++++ Extracted data

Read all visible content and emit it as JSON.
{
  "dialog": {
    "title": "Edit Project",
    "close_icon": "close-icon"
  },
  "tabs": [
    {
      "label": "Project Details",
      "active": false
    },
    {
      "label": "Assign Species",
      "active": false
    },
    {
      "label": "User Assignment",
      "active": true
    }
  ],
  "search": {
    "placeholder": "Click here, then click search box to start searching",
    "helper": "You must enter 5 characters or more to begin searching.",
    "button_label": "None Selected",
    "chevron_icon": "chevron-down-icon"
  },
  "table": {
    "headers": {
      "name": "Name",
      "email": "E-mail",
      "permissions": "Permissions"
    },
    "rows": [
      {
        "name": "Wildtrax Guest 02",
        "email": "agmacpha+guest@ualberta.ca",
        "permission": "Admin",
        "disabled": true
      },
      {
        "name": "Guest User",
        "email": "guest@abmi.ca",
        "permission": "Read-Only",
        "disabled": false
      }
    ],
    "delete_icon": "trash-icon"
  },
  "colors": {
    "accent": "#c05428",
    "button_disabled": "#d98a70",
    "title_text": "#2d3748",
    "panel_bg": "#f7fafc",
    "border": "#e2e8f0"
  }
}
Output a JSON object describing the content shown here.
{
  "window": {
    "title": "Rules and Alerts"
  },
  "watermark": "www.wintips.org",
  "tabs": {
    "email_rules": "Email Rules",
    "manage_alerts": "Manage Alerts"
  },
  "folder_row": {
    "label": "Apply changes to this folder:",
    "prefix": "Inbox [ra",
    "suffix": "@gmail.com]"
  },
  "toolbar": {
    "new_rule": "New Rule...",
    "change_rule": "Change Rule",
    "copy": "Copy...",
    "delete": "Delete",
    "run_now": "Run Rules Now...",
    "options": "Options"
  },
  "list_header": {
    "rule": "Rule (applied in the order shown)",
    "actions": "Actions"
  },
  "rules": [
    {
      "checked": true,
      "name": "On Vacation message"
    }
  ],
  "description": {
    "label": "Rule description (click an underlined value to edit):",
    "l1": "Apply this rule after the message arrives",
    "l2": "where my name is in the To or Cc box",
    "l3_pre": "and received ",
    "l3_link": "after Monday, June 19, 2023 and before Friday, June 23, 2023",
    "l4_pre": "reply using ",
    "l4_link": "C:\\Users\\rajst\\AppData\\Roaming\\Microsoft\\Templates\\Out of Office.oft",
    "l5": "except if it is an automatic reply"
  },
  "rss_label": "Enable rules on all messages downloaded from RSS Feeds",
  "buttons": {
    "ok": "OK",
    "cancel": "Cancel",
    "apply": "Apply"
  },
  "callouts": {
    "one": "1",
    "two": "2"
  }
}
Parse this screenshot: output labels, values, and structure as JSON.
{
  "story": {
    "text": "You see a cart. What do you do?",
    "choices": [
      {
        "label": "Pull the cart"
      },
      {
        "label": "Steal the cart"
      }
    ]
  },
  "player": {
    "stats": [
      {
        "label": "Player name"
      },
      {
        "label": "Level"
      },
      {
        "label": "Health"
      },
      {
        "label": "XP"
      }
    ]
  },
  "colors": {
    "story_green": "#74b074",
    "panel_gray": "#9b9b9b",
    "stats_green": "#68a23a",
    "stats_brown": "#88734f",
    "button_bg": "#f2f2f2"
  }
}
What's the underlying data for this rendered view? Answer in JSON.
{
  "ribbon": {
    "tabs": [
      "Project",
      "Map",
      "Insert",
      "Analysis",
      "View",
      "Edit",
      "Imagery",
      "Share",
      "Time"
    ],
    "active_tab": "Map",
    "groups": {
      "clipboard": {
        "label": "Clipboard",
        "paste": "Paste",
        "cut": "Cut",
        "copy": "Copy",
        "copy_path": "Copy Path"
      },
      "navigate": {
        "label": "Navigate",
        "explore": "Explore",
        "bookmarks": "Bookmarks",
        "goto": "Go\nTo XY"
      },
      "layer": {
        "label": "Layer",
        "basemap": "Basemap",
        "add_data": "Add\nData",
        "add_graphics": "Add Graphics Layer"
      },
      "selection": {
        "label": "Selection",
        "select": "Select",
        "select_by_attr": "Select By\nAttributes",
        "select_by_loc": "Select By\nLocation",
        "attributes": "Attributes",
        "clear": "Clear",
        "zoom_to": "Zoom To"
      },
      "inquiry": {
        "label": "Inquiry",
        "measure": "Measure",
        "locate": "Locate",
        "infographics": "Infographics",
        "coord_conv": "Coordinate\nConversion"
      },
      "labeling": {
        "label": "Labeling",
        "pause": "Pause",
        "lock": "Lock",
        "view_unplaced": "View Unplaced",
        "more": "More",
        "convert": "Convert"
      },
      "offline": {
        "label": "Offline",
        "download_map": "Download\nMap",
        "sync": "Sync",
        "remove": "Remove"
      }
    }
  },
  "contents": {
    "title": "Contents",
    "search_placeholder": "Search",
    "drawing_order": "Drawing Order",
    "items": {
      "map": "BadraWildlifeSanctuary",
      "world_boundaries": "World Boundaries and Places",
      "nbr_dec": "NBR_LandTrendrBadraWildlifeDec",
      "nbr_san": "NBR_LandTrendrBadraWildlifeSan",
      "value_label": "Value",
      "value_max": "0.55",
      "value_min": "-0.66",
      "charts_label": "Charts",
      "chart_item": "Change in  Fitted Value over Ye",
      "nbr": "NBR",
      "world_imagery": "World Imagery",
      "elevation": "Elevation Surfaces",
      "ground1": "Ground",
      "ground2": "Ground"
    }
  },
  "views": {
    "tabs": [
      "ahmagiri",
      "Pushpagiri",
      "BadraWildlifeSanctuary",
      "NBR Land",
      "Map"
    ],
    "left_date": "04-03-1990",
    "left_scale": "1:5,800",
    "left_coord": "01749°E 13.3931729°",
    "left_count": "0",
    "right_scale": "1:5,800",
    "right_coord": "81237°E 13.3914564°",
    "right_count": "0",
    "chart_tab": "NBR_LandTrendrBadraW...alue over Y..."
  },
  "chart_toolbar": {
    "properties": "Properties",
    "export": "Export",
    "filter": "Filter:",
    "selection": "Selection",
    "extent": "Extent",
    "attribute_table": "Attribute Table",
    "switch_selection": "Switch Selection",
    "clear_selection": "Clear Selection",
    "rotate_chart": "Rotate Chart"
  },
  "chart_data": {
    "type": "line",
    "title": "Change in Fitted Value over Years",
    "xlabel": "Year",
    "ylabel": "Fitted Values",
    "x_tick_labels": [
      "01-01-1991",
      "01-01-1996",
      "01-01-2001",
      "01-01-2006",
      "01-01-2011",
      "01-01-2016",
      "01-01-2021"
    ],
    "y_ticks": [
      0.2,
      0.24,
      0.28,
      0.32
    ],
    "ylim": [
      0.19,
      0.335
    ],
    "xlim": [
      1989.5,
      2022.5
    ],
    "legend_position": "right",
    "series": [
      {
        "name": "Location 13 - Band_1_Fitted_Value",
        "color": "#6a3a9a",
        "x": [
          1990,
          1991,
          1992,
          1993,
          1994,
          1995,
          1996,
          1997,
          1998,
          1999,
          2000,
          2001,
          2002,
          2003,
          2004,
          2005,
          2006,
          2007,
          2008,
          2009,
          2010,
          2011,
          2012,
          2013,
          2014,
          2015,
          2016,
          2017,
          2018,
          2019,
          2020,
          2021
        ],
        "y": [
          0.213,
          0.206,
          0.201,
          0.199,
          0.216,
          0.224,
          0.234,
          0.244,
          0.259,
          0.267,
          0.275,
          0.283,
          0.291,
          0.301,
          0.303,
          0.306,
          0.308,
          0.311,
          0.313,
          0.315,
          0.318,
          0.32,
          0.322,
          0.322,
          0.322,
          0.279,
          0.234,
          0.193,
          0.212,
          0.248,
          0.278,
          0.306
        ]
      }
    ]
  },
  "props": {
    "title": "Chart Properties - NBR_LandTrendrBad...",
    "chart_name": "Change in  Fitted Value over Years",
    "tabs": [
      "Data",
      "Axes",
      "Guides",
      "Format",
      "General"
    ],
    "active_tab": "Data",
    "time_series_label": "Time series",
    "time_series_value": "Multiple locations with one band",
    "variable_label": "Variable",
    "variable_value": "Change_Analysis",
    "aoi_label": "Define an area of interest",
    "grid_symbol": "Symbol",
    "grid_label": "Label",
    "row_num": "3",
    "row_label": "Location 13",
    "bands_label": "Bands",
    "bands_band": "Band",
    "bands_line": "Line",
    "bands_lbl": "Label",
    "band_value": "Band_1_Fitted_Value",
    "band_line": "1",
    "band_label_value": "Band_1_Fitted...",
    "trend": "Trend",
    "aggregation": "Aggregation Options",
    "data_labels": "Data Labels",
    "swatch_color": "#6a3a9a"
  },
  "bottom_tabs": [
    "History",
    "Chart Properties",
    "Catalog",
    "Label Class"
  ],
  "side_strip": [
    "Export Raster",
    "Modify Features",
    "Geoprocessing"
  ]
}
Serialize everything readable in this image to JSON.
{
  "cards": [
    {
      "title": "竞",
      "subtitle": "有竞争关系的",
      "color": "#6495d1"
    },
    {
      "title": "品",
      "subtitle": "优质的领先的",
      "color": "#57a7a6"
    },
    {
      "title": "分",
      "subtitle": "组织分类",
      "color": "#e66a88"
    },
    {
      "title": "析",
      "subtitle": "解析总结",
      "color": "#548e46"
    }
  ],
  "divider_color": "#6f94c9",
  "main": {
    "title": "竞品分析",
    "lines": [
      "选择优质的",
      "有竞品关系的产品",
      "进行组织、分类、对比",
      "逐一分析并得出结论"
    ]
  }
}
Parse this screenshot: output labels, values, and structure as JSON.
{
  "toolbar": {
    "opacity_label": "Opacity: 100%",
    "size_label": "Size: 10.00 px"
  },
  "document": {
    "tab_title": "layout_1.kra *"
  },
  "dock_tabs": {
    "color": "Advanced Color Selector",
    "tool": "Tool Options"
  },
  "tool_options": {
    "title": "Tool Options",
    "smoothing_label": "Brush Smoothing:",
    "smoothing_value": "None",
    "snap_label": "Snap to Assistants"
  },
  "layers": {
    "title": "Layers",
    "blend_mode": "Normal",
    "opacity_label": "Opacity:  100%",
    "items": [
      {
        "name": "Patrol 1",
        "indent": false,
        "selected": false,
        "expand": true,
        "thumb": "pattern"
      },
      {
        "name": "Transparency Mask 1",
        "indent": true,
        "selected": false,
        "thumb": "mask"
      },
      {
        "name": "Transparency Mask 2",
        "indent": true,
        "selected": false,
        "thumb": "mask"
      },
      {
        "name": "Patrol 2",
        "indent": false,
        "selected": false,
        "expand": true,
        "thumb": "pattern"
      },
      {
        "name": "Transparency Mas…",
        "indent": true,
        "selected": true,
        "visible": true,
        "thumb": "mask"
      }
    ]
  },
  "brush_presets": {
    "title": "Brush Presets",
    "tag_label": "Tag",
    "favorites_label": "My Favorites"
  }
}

++++++++

Task: Go through the entries and return each line where the word "Clear" appears.

Answer to this exercise:
        "clear": "Clear",
    "clear_selection": "Clear Selection",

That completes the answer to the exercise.